_WHAT YOU SHOULD DO:_
Return, word for word, only the lines from the one containing "What data populates" through the last line of the entries.

++++++++++++++++++++

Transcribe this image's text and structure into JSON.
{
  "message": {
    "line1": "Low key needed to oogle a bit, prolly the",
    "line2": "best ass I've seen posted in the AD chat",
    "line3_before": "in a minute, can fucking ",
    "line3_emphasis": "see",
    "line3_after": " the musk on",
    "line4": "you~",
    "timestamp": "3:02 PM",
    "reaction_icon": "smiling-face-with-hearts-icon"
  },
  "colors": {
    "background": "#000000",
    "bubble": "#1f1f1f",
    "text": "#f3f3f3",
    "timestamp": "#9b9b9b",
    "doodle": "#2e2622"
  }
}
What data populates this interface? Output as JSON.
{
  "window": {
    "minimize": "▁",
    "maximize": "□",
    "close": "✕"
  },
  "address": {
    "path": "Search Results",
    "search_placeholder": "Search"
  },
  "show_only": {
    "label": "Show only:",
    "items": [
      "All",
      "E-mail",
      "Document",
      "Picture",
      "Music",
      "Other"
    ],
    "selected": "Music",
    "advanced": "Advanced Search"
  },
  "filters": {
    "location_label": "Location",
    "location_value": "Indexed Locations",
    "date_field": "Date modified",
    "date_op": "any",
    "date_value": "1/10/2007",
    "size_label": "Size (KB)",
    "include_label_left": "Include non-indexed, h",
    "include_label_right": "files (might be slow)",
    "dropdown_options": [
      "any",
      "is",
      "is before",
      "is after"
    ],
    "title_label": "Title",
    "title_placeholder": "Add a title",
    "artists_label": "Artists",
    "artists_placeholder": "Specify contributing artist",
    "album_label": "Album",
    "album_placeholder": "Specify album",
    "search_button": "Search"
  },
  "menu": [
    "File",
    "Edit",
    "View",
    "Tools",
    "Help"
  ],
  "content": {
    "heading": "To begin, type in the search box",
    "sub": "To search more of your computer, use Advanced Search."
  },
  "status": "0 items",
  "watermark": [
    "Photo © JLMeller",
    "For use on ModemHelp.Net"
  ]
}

++++++++++++++++++++

_EXERCISE RESULT:_
What data populates this interface? Output as JSON.
{
  "window": {
    "minimize": "▁",
    "maximize": "□",
    "close": "✕"
  },
  "address": {
    "path": "Search Results",
    "search_placeholder": "Search"
  },
  "show_only": {
    "label": "Show only:",
    "items": [
      "All",
      "E-mail",
      "Document",
      "Picture",
      "Music",
      "Other"
    ],
    "selected": "Music",
    "advanced": "Advanced Search"
  },
  "filters": {
    "location_label": "Location",
    "location_value": "Indexed Locations",
    "date_field": "Date modified",
    "date_op": "any",
    "date_value": "1/10/2007",
    "size_label": "Size (KB)",
    "include_label_left": "Include non-indexed, h",
    "include_label_right": "files (might be slow)",
    "dropdown_options": [
      "any",
      "is",
      "is before",
      "is after"
    ],
    "title_label": "Title",
    "title_placeholder": "Add a title",
    "artists_label": "Artists",
    "artists_placeholder": "Specify contributing artist",
    "album_label": "Album",
    "album_placeholder": "Specify album",
    "search_button": "Search"
  },
  "menu": [
    "File",
    "Edit",
    "View",
    "Tools",
    "Help"
  ],
  "content": {
    "heading": "To begin, type in the search box",
    "sub": "To search more of your computer, use Advanced Search."
  },
  "status": "0 items",
  "watermark": [
    "Photo © JLMeller",
    "For use on ModemHelp.Net"
  ]
}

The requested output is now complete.